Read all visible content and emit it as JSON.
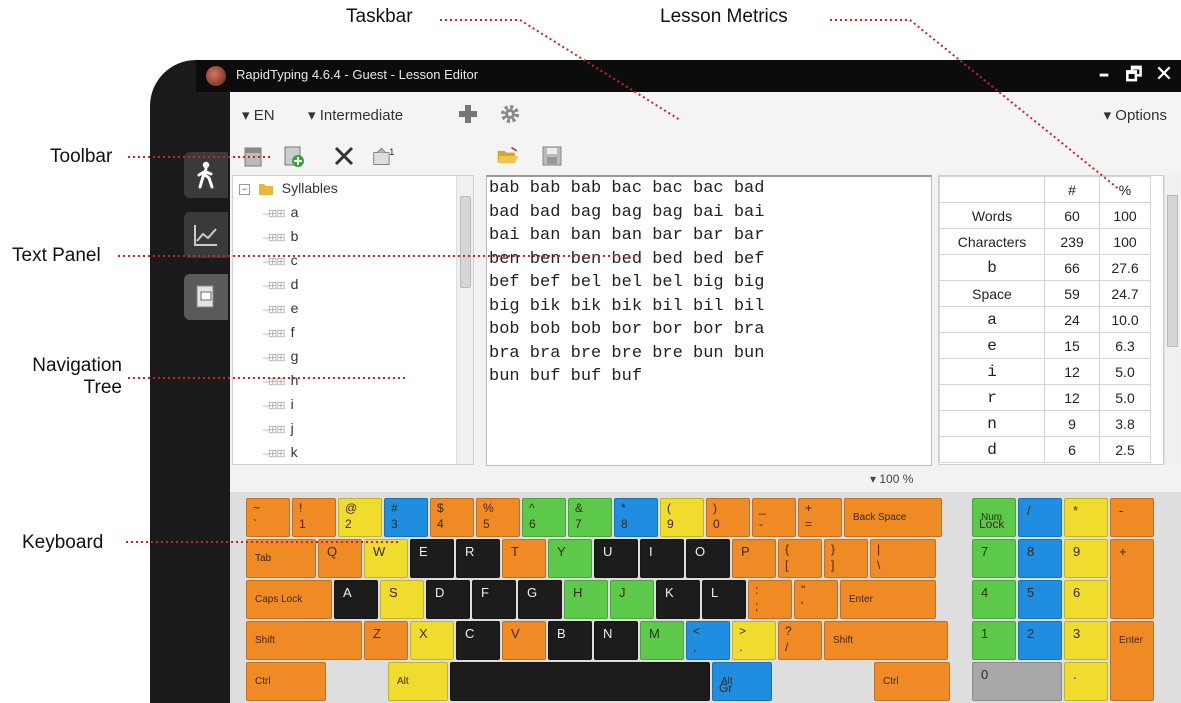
{
  "annotations": {
    "taskbar": "Taskbar",
    "lesson_metrics": "Lesson Metrics",
    "toolbar": "Toolbar",
    "text_panel": "Text Panel",
    "navigation_tree_line1": "Navigation",
    "navigation_tree_line2": "Tree",
    "keyboard": "Keyboard"
  },
  "window": {
    "title": "RapidTyping 4.6.4 - Guest - Lesson Editor",
    "minimize": "–",
    "restore": "🗗",
    "close": "✕"
  },
  "taskbar": {
    "language": "EN",
    "level": "Intermediate",
    "options": "Options",
    "dropdown_glyph": "▾"
  },
  "toolbar_icons": [
    "new-lesson-icon",
    "add-lesson-icon",
    "delete-icon",
    "rename-icon",
    "open-folder-icon",
    "save-icon"
  ],
  "tree": {
    "root": "Syllables",
    "items": [
      "a",
      "b",
      "c",
      "d",
      "e",
      "f",
      "g",
      "h",
      "i",
      "j",
      "k"
    ]
  },
  "text_panel": {
    "lines": [
      "bab bab bab bac bac bac bad",
      "bad bad bag bag bag bai bai",
      "bai ban ban ban bar bar bar",
      "ben ben ben bed bed bed bef",
      "bef bef bel bel bel big big",
      "big bik bik bik bil bil bil",
      "bob bob bob bor bor bor bra",
      "bra bra bre bre bre bun bun",
      "bun buf buf buf"
    ]
  },
  "metrics": {
    "headers": [
      "",
      "#",
      "%"
    ],
    "rows": [
      {
        "label": "Words",
        "count": "60",
        "pct": "100"
      },
      {
        "label": "Characters",
        "count": "239",
        "pct": "100"
      },
      {
        "label": "b",
        "count": "66",
        "pct": "27.6"
      },
      {
        "label": "Space",
        "count": "59",
        "pct": "24.7"
      },
      {
        "label": "a",
        "count": "24",
        "pct": "10.0"
      },
      {
        "label": "e",
        "count": "15",
        "pct": "6.3"
      },
      {
        "label": "i",
        "count": "12",
        "pct": "5.0"
      },
      {
        "label": "r",
        "count": "12",
        "pct": "5.0"
      },
      {
        "label": "n",
        "count": "9",
        "pct": "3.8"
      },
      {
        "label": "d",
        "count": "6",
        "pct": "2.5"
      }
    ]
  },
  "zoom": "▾ 100 %",
  "colors": {
    "orange": "#f08a24",
    "yellow": "#f0dc2c",
    "blue": "#1f8ee0",
    "green": "#5cc94a",
    "black": "#1c1c1c",
    "gray": "#a8a8a8"
  },
  "keyboard": {
    "rows": [
      [
        {
          "t": "~",
          "b": "`",
          "c": "orange"
        },
        {
          "t": "!",
          "b": "1",
          "c": "orange"
        },
        {
          "t": "@",
          "b": "2",
          "c": "yellow"
        },
        {
          "t": "#",
          "b": "3",
          "c": "blue"
        },
        {
          "t": "$",
          "b": "4",
          "c": "orange"
        },
        {
          "t": "%",
          "b": "5",
          "c": "orange"
        },
        {
          "t": "^",
          "b": "6",
          "c": "green"
        },
        {
          "t": "&",
          "b": "7",
          "c": "green"
        },
        {
          "t": "*",
          "b": "8",
          "c": "blue"
        },
        {
          "t": "(",
          "b": "9",
          "c": "yellow"
        },
        {
          "t": ")",
          "b": "0",
          "c": "orange"
        },
        {
          "t": "_",
          "b": "-",
          "c": "orange"
        },
        {
          "t": "+",
          "b": "=",
          "c": "orange"
        },
        {
          "t": "Back Space",
          "b": "",
          "c": "orange"
        }
      ],
      [
        {
          "t": "Tab",
          "b": "",
          "c": "orange"
        },
        {
          "t": "Q",
          "b": "",
          "c": "orange"
        },
        {
          "t": "W",
          "b": "",
          "c": "yellow"
        },
        {
          "t": "E",
          "b": "",
          "c": "black"
        },
        {
          "t": "R",
          "b": "",
          "c": "black"
        },
        {
          "t": "T",
          "b": "",
          "c": "orange"
        },
        {
          "t": "Y",
          "b": "",
          "c": "green"
        },
        {
          "t": "U",
          "b": "",
          "c": "black"
        },
        {
          "t": "I",
          "b": "",
          "c": "black"
        },
        {
          "t": "O",
          "b": "",
          "c": "black"
        },
        {
          "t": "P",
          "b": "",
          "c": "orange"
        },
        {
          "t": "{",
          "b": "[",
          "c": "orange"
        },
        {
          "t": "}",
          "b": "]",
          "c": "orange"
        },
        {
          "t": "|",
          "b": "\\",
          "c": "orange"
        }
      ],
      [
        {
          "t": "Caps Lock",
          "b": "",
          "c": "orange"
        },
        {
          "t": "A",
          "b": "",
          "c": "black"
        },
        {
          "t": "S",
          "b": "",
          "c": "yellow"
        },
        {
          "t": "D",
          "b": "",
          "c": "black"
        },
        {
          "t": "F",
          "b": "",
          "c": "black"
        },
        {
          "t": "G",
          "b": "",
          "c": "black"
        },
        {
          "t": "H",
          "b": "",
          "c": "green"
        },
        {
          "t": "J",
          "b": "",
          "c": "green"
        },
        {
          "t": "K",
          "b": "",
          "c": "black"
        },
        {
          "t": "L",
          "b": "",
          "c": "black"
        },
        {
          "t": ":",
          "b": ";",
          "c": "orange"
        },
        {
          "t": "\"",
          "b": "'",
          "c": "orange"
        },
        {
          "t": "Enter",
          "b": "",
          "c": "orange"
        }
      ],
      [
        {
          "t": "Shift",
          "b": "",
          "c": "orange"
        },
        {
          "t": "Z",
          "b": "",
          "c": "orange"
        },
        {
          "t": "X",
          "b": "",
          "c": "yellow"
        },
        {
          "t": "C",
          "b": "",
          "c": "black"
        },
        {
          "t": "V",
          "b": "",
          "c": "orange"
        },
        {
          "t": "B",
          "b": "",
          "c": "black"
        },
        {
          "t": "N",
          "b": "",
          "c": "black"
        },
        {
          "t": "M",
          "b": "",
          "c": "green"
        },
        {
          "t": "<",
          "b": ",",
          "c": "blue"
        },
        {
          "t": ">",
          "b": ".",
          "c": "yellow"
        },
        {
          "t": "?",
          "b": "/",
          "c": "orange"
        },
        {
          "t": "Shift",
          "b": "",
          "c": "orange"
        }
      ],
      [
        {
          "t": "Ctrl",
          "b": "",
          "c": "orange"
        },
        {
          "t": "Alt",
          "b": "",
          "c": "yellow"
        },
        {
          "t": "",
          "b": "",
          "c": "black"
        },
        {
          "t": "Alt",
          "b": "Gr",
          "c": "blue"
        },
        {
          "t": "Ctrl",
          "b": "",
          "c": "orange"
        }
      ]
    ],
    "numpad": [
      {
        "t": "Num",
        "b": "Lock",
        "c": "green"
      },
      {
        "t": "/",
        "b": "",
        "c": "blue"
      },
      {
        "t": "*",
        "b": "",
        "c": "yellow"
      },
      {
        "t": "-",
        "b": "",
        "c": "orange"
      },
      {
        "t": "7",
        "b": "",
        "c": "green"
      },
      {
        "t": "8",
        "b": "",
        "c": "blue"
      },
      {
        "t": "9",
        "b": "",
        "c": "yellow"
      },
      {
        "t": "+",
        "b": "",
        "c": "orange"
      },
      {
        "t": "4",
        "b": "",
        "c": "green"
      },
      {
        "t": "5",
        "b": "",
        "c": "blue"
      },
      {
        "t": "6",
        "b": "",
        "c": "yellow"
      },
      {
        "t": "1",
        "b": "",
        "c": "green"
      },
      {
        "t": "2",
        "b": "",
        "c": "blue"
      },
      {
        "t": "3",
        "b": "",
        "c": "yellow"
      },
      {
        "t": "Enter",
        "b": "",
        "c": "orange"
      },
      {
        "t": "0",
        "b": "",
        "c": "gray"
      },
      {
        "t": ".",
        "b": "",
        "c": "yellow"
      }
    ]
  }
}
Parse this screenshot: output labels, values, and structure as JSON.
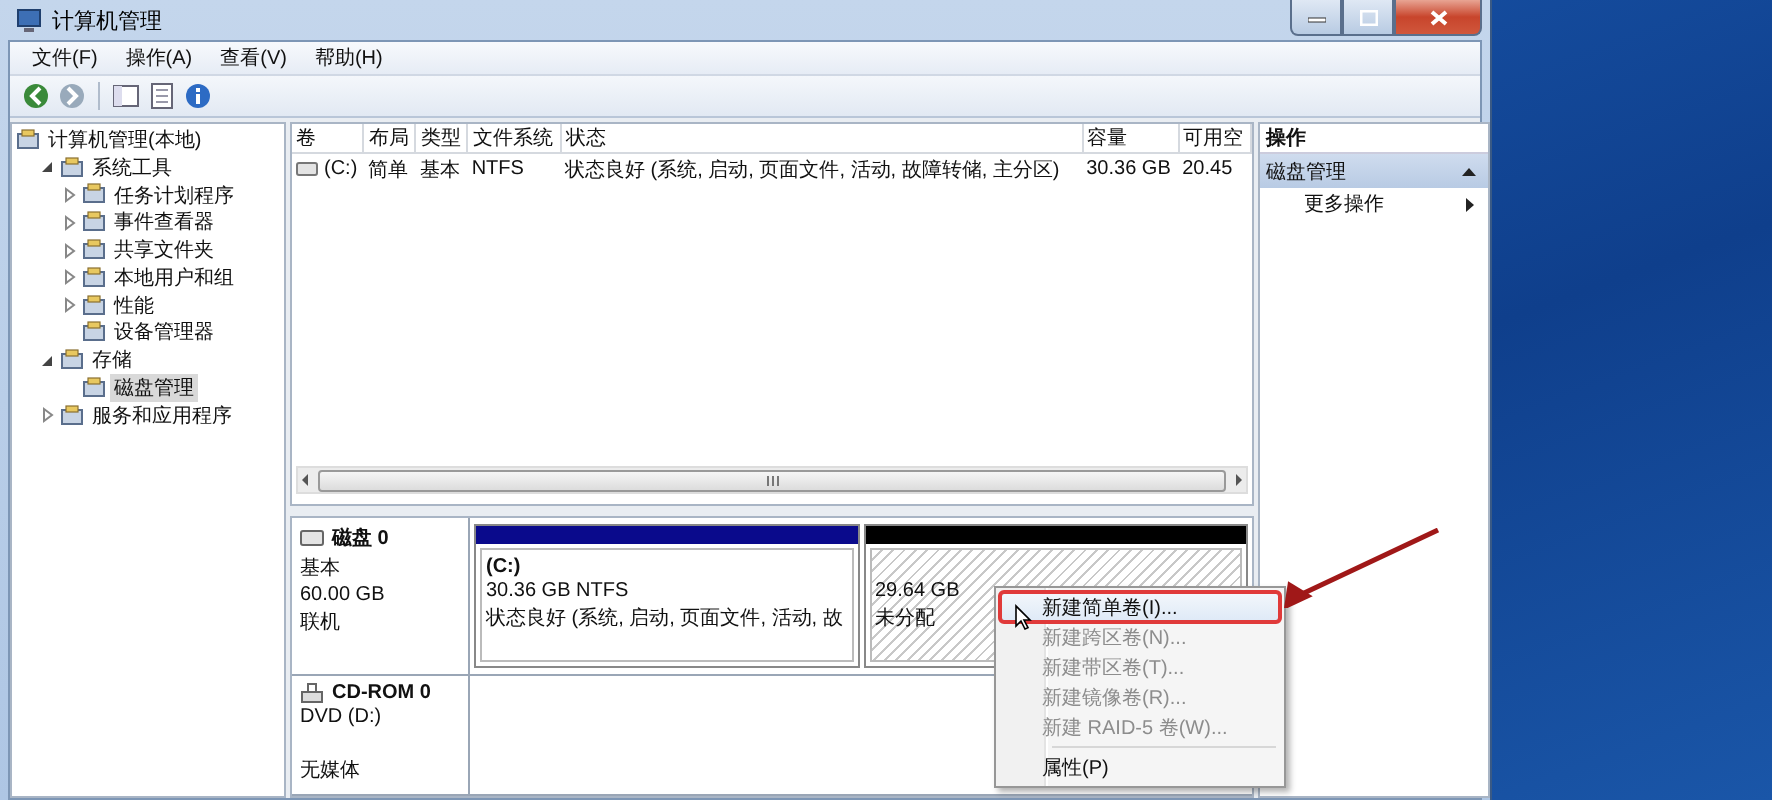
{
  "window": {
    "title": "计算机管理"
  },
  "menu": [
    {
      "label": "文件(F)"
    },
    {
      "label": "操作(A)"
    },
    {
      "label": "查看(V)"
    },
    {
      "label": "帮助(H)"
    }
  ],
  "tree": {
    "label": "计算机管理(本地)",
    "selected": false,
    "children": [
      {
        "label": "系统工具",
        "selected": false,
        "expanded": true,
        "children": [
          {
            "label": "任务计划程序",
            "selected": false,
            "expanded": false
          },
          {
            "label": "事件查看器",
            "selected": false,
            "expanded": false
          },
          {
            "label": "共享文件夹",
            "selected": false,
            "expanded": false
          },
          {
            "label": "本地用户和组",
            "selected": false,
            "expanded": false
          },
          {
            "label": "性能",
            "selected": false,
            "expanded": false
          },
          {
            "label": "设备管理器",
            "selected": false
          }
        ]
      },
      {
        "label": "存储",
        "selected": false,
        "expanded": true,
        "children": [
          {
            "label": "磁盘管理",
            "selected": true
          }
        ]
      },
      {
        "label": "服务和应用程序",
        "selected": false,
        "expanded": false
      }
    ]
  },
  "volumes": {
    "columns": [
      "卷",
      "布局",
      "类型",
      "文件系统",
      "状态",
      "容量",
      "可用空"
    ],
    "rows": [
      {
        "cells": [
          "(C:)",
          "简单",
          "基本",
          "NTFS",
          "状态良好 (系统, 启动, 页面文件, 活动, 故障转储, 主分区)",
          "30.36 GB",
          "20.45"
        ]
      }
    ]
  },
  "disks": [
    {
      "kind": "disk",
      "name": "磁盘 0",
      "type": "基本",
      "size": "60.00 GB",
      "status": "联机",
      "partitions": [
        {
          "kind": "primary",
          "label": "(C:)",
          "lines": [
            "30.36 GB NTFS",
            "状态良好 (系统, 启动, 页面文件, 活动, 故"
          ]
        },
        {
          "kind": "unallocated",
          "lines": [
            "29.64 GB",
            "未分配"
          ]
        }
      ]
    },
    {
      "kind": "cdrom",
      "name": "CD-ROM 0",
      "type": "DVD (D:)",
      "status": "无媒体"
    }
  ],
  "actions": {
    "header": "操作",
    "items": [
      {
        "kind": "section",
        "label": "磁盘管理",
        "expanded": true
      },
      {
        "kind": "link",
        "label": "更多操作"
      }
    ]
  },
  "context_menu": {
    "groups": [
      [
        {
          "label": "新建简单卷(I)...",
          "disabled": false,
          "highlighted": true,
          "annotated": true
        },
        {
          "label": "新建跨区卷(N)...",
          "disabled": true,
          "highlighted": false,
          "annotated": false
        },
        {
          "label": "新建带区卷(T)...",
          "disabled": true,
          "highlighted": false,
          "annotated": false
        },
        {
          "label": "新建镜像卷(R)...",
          "disabled": true,
          "highlighted": false,
          "annotated": false
        },
        {
          "label": "新建 RAID-5 卷(W)...",
          "disabled": true,
          "highlighted": false,
          "annotated": false
        }
      ],
      [
        {
          "label": "属性(P)",
          "disabled": false,
          "highlighted": false,
          "annotated": false
        }
      ]
    ]
  }
}
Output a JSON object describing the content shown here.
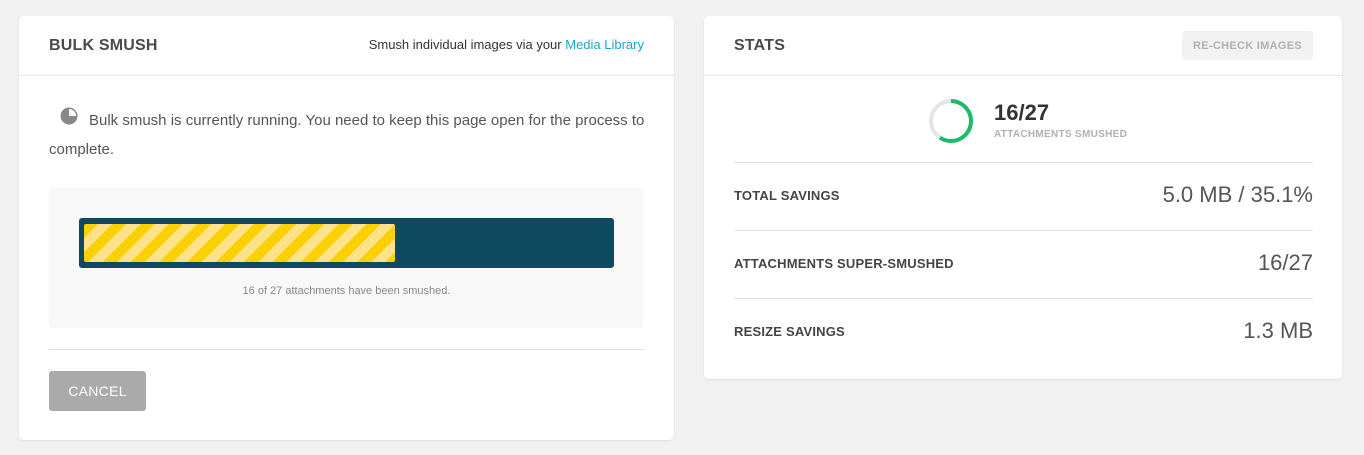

-=-=-

• [THE TASK] Copy all lines from the material that hold "content".

• [FULL RESPONSE]
Read all visible content and emit it as JSON.
Output a JSON object describing the content shown here.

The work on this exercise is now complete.